■ OBJECTIVE ■
Looking through the listing, how many of its lines hold the word "name"? Answer with only the number.

Figure record listings:

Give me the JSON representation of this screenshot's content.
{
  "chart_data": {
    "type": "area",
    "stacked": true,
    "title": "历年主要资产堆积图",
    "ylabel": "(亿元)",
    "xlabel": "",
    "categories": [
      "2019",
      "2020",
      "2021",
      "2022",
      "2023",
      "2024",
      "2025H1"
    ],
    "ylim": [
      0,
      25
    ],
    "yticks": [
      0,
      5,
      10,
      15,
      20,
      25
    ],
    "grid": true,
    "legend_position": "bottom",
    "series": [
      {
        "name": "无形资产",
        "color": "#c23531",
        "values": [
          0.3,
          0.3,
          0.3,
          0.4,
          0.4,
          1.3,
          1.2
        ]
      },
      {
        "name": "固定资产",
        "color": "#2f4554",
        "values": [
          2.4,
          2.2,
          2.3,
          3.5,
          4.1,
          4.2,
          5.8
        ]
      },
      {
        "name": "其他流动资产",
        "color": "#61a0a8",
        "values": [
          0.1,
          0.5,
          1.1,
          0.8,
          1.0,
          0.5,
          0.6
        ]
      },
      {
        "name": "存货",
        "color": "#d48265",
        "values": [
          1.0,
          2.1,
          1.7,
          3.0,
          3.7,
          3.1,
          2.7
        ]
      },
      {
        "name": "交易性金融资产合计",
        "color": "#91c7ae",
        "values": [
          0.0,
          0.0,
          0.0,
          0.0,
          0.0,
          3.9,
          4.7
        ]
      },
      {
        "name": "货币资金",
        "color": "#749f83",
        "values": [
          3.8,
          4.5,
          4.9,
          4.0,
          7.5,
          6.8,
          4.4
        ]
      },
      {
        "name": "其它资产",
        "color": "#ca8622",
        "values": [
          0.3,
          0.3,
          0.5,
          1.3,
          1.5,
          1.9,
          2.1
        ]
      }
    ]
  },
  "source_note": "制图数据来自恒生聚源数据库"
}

■ OUTPUT OF THE EXERCISE ■
7